━━━ Dataset excerpts ━━━

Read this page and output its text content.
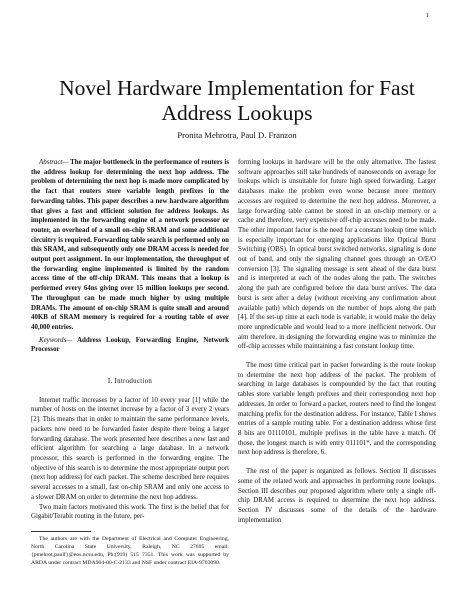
1
Novel Hardware Implementation for Fast Address Lookups
Pronita Mehrotra, Paul D. Franzon

Abstract— The major bottleneck in the performance of routers is the address lookup for determining the next hop address. The problem of determining the next hop is made more complicated by the fact that routers store variable length prefixes in the forwarding tables. This paper describes a new hardware algorithm that gives a fast and efficient solution for address lookups. As implemented in the forwarding engine of a network processor or router, an overhead of a small on-chip SRAM and some additional circuitry is required. Forwarding table search is performed only on this SRAM, and subsequently only one DRAM access is needed for output port assignment. In our implementation, the throughput of the forwarding engine implemented is limited by the random access time of the off-chip DRAM. This means that a lookup is performed every 64ns giving over 15 million lookups per second. The throughput can be made much higher by using multiple DRAMs. The amount of on-chip SRAM is quite small and around 40KB of SRAM memory is required for a routing table of over 40,000 entries.

Keywords— Address Lookup, Forwarding Engine, Network Processor

I. Introduction

Internet traffic increases by a factor of 10 every year [1] while the number of hosts on the internet increase by a factor of 3 every 2 years [2]. This means that in order to maintain the same performance levels, packets now need to be forwarded faster despite there being a larger forwarding database. The work presented here describes a new fast and efficient algorithm for searching a large database. In a network processor, this search is performed in the forwarding engine. The objective of this search is to determine the most appropriate output port (next hop address) for each packet. The scheme described here requires several accesses to a small, fast on-chip SRAM and only one access to a slower DRAM on order to determine the next hop address.

Two main factors motivated this work. The first is the belief that for Gigabit/Terabit routing in the future, per-

The authors are with the Department of Electrical and Computer Engineering, North Carolina State University, Raleigh, NC 27695 email:{pmehrot,paulf}@eos.ncsu.edu, Ph:(919) 515 7351. This work was supported by ARDA under contract MDA904-00-C-2133 and NSF under contract EIA-9703090.

forming lookups in hardware will be the only alternative. The fastest software approaches still take hundreds of nanoseconds on average for lookups which is unsuitable for future high speed forwarding. Larger databases make the problem even worse because more memory accesses are required to determine the next hop address. Moreover, a large forwarding table cannot be stored in an on-chip memory or a cache and therefore, very expensive off-chip accesses need to be made. The other important factor is the need for a constant lookup time which is especially important for emerging applications like Optical Burst Switching (OBS). In optical burst switched networks, signaling is done out of band, and only the signaling channel goes through an O/E/O conversion [3]. The signaling message is sent ahead of the data burst and is interpreted at each of the nodes along the path. The switches along the path are configured before the data burst arrives. The data burst is sent after a delay (without receiving any confirmation about available path) which depends on the number of hops along the path [4]. If the set-up time at each node is variable, it would make the delay more unpredictable and would lead to a more inefficient network. Our aim therefore, in designing the forwarding engine was to minimize the off-chip accesses while maintaining a fast constant lookup time.

The most time critical part in packet forwarding is the route lookup to determine the next hop address of the packet. The problem of searching in large databases is compounded by the fact that routing tables store variable length prefixes and their corresponding next hop addresses. In order to forward a packet, routers need to find the longest matching prefix for the destination address. For instance, Table I shows entries of a sample routing table. For a destination address whose first 8 bits are 01110101, multiple prefixes in the table have a match. Of those, the longest match is with entry 011101*, and the corresponding next hop address is therefore, 6.

The rest of the paper is organized as follows. Section II discusses some of the related work and approaches in performing route lookups. Section III describes our proposed algorithm where only a single off-chip DRAM access is required to determine the next hop address. Section IV discusses some of the details of the hardware implementation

━━━

Copy the whole listing above word for word but do not carry over the pictures.

Full solution:
Read this page and output its text content.
1
Novel Hardware Implementation for Fast Address Lookups
Pronita Mehrotra, Paul D. Franzon

Abstract— The major bottleneck in the performance of routers is the address lookup for determining the next hop address. The problem of determining the next hop is made more complicated by the fact that routers store variable length prefixes in the forwarding tables. This paper describes a new hardware algorithm that gives a fast and efficient solution for address lookups. As implemented in the forwarding engine of a network processor or router, an overhead of a small on-chip SRAM and some additional circuitry is required. Forwarding table search is performed only on this SRAM, and subsequently only one DRAM access is needed for output port assignment. In our implementation, the throughput of the forwarding engine implemented is limited by the random access time of the off-chip DRAM. This means that a lookup is performed every 64ns giving over 15 million lookups per second. The throughput can be made much higher by using multiple DRAMs. The amount of on-chip SRAM is quite small and around 40KB of SRAM memory is required for a routing table of over 40,000 entries.

Keywords— Address Lookup, Forwarding Engine, Network Processor

I. Introduction

Internet traffic increases by a factor of 10 every year [1] while the number of hosts on the internet increase by a factor of 3 every 2 years [2]. This means that in order to maintain the same performance levels, packets now need to be forwarded faster despite there being a larger forwarding database. The work presented here describes a new fast and efficient algorithm for searching a large database. In a network processor, this search is performed in the forwarding engine. The objective of this search is to determine the most appropriate output port (next hop address) for each packet. The scheme described here requires several accesses to a small, fast on-chip SRAM and only one access to a slower DRAM on order to determine the next hop address.

Two main factors motivated this work. The first is the belief that for Gigabit/Terabit routing in the future, per-

The authors are with the Department of Electrical and Computer Engineering, North Carolina State University, Raleigh, NC 27695 email:{pmehrot,paulf}@eos.ncsu.edu, Ph:(919) 515 7351. This work was supported by ARDA under contract MDA904-00-C-2133 and NSF under contract EIA-9703090.

forming lookups in hardware will be the only alternative. The fastest software approaches still take hundreds of nanoseconds on average for lookups which is unsuitable for future high speed forwarding. Larger databases make the problem even worse because more memory accesses are required to determine the next hop address. Moreover, a large forwarding table cannot be stored in an on-chip memory or a cache and therefore, very expensive off-chip accesses need to be made. The other important factor is the need for a constant lookup time which is especially important for emerging applications like Optical Burst Switching (OBS). In optical burst switched networks, signaling is done out of band, and only the signaling channel goes through an O/E/O conversion [3]. The signaling message is sent ahead of the data burst and is interpreted at each of the nodes along the path. The switches along the path are configured before the data burst arrives. The data burst is sent after a delay (without receiving any confirmation about available path) which depends on the number of hops along the path [4]. If the set-up time at each node is variable, it would make the delay more unpredictable and would lead to a more inefficient network. Our aim therefore, in designing the forwarding engine was to minimize the off-chip accesses while maintaining a fast constant lookup time.

The most time critical part in packet forwarding is the route lookup to determine the next hop address of the packet. The problem of searching in large databases is compounded by the fact that routing tables store variable length prefixes and their corresponding next hop addresses. In order to forward a packet, routers need to find the longest matching prefix for the destination address. For instance, Table I shows entries of a sample routing table. For a destination address whose first 8 bits are 01110101, multiple prefixes in the table have a match. Of those, the longest match is with entry 011101*, and the corresponding next hop address is therefore, 6.

The rest of the paper is organized as follows. Section II discusses some of the related work and approaches in performing route lookups. Section III describes our proposed algorithm where only a single off-chip DRAM access is required to determine the next hop address. Section IV discusses some of the details of the hardware implementation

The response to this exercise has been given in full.